INSTRUCTIONS FOR THE TASK: Give the number of lines in this listing that contain the word "charger", and nothing else.

Part of a data file:
+++
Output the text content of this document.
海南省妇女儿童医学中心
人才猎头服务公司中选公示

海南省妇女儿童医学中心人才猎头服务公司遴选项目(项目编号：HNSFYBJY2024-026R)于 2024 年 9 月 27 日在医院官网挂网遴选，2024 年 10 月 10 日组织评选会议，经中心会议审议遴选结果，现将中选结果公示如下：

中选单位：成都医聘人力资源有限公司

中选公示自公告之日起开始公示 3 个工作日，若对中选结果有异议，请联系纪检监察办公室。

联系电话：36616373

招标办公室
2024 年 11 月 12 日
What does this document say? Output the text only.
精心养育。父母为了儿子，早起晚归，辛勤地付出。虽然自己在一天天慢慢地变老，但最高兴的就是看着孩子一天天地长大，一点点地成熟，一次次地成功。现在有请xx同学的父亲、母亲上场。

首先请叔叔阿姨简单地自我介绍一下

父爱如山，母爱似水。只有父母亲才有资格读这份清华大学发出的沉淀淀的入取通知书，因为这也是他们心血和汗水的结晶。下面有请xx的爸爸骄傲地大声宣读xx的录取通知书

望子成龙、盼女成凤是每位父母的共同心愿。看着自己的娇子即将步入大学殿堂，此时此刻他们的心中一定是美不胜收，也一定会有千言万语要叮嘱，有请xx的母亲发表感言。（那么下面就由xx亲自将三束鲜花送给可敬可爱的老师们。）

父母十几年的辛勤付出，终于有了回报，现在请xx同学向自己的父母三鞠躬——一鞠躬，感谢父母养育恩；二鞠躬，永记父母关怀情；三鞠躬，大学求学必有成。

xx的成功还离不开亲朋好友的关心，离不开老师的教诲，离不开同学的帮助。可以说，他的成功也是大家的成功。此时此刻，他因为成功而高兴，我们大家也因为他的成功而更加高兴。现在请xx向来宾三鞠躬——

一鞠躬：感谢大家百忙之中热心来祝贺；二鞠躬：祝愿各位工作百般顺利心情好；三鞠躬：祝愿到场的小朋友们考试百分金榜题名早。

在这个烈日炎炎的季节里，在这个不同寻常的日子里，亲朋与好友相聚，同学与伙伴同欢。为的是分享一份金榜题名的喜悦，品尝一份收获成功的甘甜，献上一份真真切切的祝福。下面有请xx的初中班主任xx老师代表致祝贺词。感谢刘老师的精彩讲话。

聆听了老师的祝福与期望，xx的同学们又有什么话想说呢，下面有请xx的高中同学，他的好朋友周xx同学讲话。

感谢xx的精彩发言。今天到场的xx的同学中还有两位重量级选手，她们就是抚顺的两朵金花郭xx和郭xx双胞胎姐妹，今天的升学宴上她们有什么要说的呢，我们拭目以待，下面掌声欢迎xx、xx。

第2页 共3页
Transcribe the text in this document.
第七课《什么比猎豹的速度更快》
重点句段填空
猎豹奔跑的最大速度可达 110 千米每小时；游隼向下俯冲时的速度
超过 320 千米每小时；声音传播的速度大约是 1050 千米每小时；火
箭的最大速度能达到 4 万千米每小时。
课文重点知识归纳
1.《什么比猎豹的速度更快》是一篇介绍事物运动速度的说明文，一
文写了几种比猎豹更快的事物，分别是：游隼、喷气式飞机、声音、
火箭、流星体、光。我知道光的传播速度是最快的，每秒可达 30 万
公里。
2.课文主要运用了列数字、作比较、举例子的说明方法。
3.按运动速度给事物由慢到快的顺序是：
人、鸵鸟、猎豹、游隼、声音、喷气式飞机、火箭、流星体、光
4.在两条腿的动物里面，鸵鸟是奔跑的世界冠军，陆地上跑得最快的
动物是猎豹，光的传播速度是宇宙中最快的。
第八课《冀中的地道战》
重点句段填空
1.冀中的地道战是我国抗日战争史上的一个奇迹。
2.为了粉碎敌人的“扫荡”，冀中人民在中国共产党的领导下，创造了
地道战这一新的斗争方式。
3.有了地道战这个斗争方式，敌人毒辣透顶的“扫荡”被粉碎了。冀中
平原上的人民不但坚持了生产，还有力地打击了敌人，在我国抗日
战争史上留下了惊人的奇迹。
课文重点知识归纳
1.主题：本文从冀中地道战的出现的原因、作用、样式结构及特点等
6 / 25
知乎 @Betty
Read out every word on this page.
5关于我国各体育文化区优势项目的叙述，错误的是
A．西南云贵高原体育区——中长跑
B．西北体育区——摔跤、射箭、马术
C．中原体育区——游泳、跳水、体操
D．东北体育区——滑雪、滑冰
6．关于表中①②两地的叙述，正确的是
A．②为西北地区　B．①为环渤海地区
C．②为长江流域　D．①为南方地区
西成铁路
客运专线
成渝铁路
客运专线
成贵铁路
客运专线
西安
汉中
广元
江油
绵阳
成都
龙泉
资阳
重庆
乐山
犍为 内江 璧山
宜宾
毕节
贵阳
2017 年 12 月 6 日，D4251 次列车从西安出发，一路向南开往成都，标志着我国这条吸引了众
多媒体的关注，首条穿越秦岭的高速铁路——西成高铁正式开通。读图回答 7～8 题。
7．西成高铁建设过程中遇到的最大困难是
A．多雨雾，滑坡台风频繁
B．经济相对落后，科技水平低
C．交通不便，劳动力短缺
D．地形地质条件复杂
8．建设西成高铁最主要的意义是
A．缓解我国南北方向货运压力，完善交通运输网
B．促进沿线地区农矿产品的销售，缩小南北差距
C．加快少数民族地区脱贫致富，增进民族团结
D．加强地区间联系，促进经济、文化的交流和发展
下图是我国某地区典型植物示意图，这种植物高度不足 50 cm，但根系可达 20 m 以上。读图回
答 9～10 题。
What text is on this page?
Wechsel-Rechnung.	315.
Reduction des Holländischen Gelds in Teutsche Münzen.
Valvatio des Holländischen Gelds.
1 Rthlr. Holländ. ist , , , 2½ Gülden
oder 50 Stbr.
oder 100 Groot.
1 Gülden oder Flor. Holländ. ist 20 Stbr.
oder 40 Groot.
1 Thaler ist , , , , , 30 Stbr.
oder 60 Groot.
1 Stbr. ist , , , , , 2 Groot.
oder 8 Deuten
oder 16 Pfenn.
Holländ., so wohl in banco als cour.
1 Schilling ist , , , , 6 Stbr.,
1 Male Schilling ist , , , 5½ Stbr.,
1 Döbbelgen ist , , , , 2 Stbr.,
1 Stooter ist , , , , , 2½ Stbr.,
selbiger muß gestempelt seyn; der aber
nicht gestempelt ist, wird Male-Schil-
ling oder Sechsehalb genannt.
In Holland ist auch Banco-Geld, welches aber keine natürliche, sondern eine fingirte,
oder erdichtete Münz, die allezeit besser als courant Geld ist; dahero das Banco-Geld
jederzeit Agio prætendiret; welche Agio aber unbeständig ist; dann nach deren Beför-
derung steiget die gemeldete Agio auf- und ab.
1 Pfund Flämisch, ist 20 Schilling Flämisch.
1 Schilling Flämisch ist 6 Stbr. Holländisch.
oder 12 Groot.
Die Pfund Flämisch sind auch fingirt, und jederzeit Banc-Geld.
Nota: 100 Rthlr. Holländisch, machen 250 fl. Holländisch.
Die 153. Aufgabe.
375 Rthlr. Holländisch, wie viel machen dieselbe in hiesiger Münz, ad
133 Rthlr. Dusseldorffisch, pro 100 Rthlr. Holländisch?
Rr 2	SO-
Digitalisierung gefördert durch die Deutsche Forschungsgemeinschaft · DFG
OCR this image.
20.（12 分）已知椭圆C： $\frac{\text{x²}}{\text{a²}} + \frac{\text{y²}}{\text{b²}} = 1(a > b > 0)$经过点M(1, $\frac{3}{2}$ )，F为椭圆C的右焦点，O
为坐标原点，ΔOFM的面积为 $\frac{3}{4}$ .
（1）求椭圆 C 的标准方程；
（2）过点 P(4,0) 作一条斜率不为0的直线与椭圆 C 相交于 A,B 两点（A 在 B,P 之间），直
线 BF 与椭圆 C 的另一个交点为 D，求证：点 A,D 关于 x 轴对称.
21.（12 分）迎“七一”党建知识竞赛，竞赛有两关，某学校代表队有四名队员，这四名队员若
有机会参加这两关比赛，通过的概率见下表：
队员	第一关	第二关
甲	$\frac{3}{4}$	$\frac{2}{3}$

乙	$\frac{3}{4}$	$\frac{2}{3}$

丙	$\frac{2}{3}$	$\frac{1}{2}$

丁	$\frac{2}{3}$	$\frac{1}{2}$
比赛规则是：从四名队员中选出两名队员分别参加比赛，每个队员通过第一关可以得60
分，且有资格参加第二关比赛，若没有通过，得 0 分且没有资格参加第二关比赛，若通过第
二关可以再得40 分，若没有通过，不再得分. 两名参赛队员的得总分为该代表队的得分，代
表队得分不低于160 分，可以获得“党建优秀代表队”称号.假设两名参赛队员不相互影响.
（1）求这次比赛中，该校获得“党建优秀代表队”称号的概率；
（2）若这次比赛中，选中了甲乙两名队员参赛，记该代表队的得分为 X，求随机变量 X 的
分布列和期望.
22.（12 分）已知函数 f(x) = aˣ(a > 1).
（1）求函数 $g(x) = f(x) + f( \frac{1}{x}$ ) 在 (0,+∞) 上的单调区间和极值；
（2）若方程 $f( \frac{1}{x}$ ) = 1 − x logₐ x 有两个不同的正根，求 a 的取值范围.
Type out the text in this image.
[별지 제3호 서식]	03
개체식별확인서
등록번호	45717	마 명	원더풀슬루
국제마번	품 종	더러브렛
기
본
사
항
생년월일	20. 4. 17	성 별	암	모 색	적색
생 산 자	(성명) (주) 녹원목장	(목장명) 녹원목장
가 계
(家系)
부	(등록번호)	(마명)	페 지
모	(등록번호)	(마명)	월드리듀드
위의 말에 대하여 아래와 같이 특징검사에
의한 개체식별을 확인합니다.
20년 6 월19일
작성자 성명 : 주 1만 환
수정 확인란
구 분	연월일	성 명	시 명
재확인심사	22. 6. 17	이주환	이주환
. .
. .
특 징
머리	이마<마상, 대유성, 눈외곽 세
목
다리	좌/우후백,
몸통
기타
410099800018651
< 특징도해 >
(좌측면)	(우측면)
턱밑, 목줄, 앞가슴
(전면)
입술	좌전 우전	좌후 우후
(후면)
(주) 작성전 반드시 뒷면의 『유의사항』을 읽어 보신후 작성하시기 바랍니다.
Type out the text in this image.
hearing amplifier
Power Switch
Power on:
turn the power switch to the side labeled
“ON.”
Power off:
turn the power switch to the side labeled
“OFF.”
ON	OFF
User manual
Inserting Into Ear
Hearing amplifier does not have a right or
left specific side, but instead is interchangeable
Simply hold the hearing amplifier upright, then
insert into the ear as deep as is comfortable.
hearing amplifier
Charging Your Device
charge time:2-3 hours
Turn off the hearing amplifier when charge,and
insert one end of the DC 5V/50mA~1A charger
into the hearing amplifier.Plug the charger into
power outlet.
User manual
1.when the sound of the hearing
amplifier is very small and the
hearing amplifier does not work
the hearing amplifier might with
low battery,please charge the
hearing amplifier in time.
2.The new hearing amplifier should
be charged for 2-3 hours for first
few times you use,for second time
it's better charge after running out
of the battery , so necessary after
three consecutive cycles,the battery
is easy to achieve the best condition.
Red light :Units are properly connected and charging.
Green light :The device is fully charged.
+++
OUTPUT OF THE EXERCISE: 2